Print all of the lines exactly. Any picture among them stays out.
— BEGIN —
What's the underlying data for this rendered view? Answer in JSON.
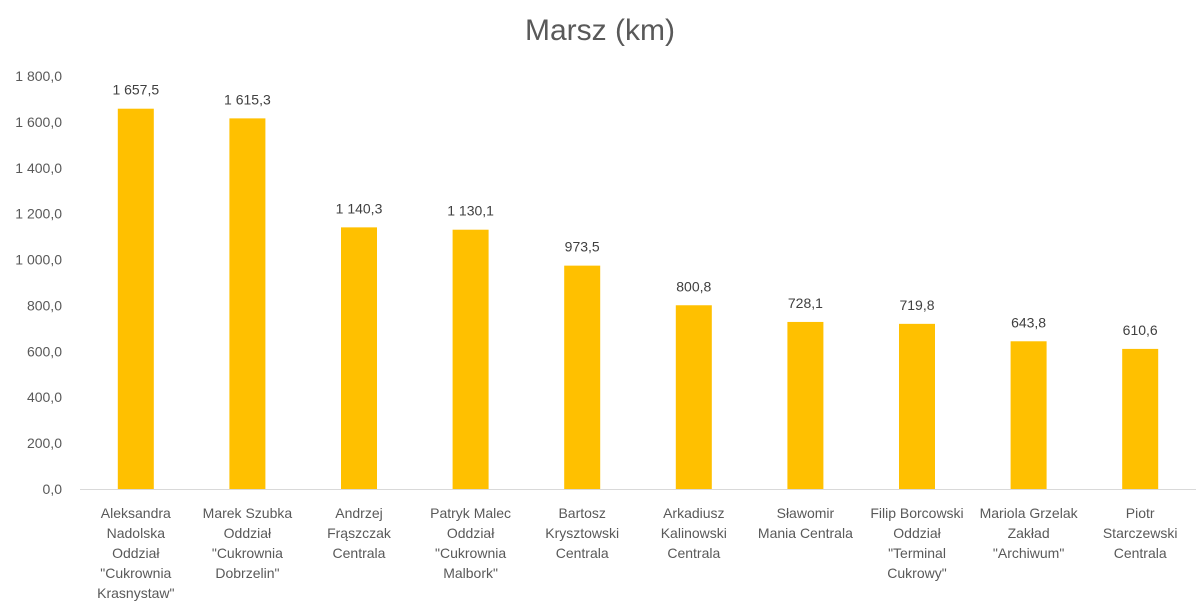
{
  "chart_data": {
    "type": "bar",
    "title": "Marsz (km)",
    "xlabel": "",
    "ylabel": "",
    "ylim": [
      0,
      1800
    ],
    "yticks": [
      "0,0",
      "200,0",
      "400,0",
      "600,0",
      "800,0",
      "1 000,0",
      "1 200,0",
      "1 400,0",
      "1 600,0",
      "1 800,0"
    ],
    "grid": false,
    "legend": "none",
    "bar_color": "#FFC000",
    "categories": [
      [
        "Aleksandra",
        "Nadolska",
        "Oddział",
        "\"Cukrownia",
        "Krasnystaw\""
      ],
      [
        "Marek Szubka",
        "Oddział",
        "\"Cukrownia",
        "Dobrzelin\""
      ],
      [
        "Andrzej",
        "Frąszczak",
        "Centrala"
      ],
      [
        "Patryk Malec",
        "Oddział",
        "\"Cukrownia",
        "Malbork\""
      ],
      [
        "Bartosz",
        "Krysztowski",
        "Centrala"
      ],
      [
        "Arkadiusz",
        "Kalinowski",
        "Centrala"
      ],
      [
        "Sławomir",
        "Mania Centrala"
      ],
      [
        "Filip Borcowski",
        "Oddział",
        "\"Terminal",
        "Cukrowy\""
      ],
      [
        "Mariola Grzelak",
        "Zakład",
        "\"Archiwum\""
      ],
      [
        "Piotr",
        "Starczewski",
        "Centrala"
      ]
    ],
    "values": [
      1657.5,
      1615.3,
      1140.3,
      1130.1,
      973.5,
      800.8,
      728.1,
      719.8,
      643.8,
      610.6
    ],
    "value_labels": [
      "1 657,5",
      "1 615,3",
      "1 140,3",
      "1 130,1",
      "973,5",
      "800,8",
      "728,1",
      "719,8",
      "643,8",
      "610,6"
    ]
  }
}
— END —
▶ **Answer to this task**
What's the underlying data for this rendered view? Answer in JSON.
{
  "chart_data": {
    "type": "bar",
    "title": "Marsz (km)",
    "xlabel": "",
    "ylabel": "",
    "ylim": [
      0,
      1800
    ],
    "yticks": [
      "0,0",
      "200,0",
      "400,0",
      "600,0",
      "800,0",
      "1 000,0",
      "1 200,0",
      "1 400,0",
      "1 600,0",
      "1 800,0"
    ],
    "grid": false,
    "legend": "none",
    "bar_color": "#FFC000",
    "categories": [
      [
        "Aleksandra",
        "Nadolska",
        "Oddział",
        "\"Cukrownia",
        "Krasnystaw\""
      ],
      [
        "Marek Szubka",
        "Oddział",
        "\"Cukrownia",
        "Dobrzelin\""
      ],
      [
        "Andrzej",
        "Frąszczak",
        "Centrala"
      ],
      [
        "Patryk Malec",
        "Oddział",
        "\"Cukrownia",
        "Malbork\""
      ],
      [
        "Bartosz",
        "Krysztowski",
        "Centrala"
      ],
      [
        "Arkadiusz",
        "Kalinowski",
        "Centrala"
      ],
      [
        "Sławomir",
        "Mania Centrala"
      ],
      [
        "Filip Borcowski",
        "Oddział",
        "\"Terminal",
        "Cukrowy\""
      ],
      [
        "Mariola Grzelak",
        "Zakład",
        "\"Archiwum\""
      ],
      [
        "Piotr",
        "Starczewski",
        "Centrala"
      ]
    ],
    "values": [
      1657.5,
      1615.3,
      1140.3,
      1130.1,
      973.5,
      800.8,
      728.1,
      719.8,
      643.8,
      610.6
    ],
    "value_labels": [
      "1 657,5",
      "1 615,3",
      "1 140,3",
      "1 130,1",
      "973,5",
      "800,8",
      "728,1",
      "719,8",
      "643,8",
      "610,6"
    ]
  }
}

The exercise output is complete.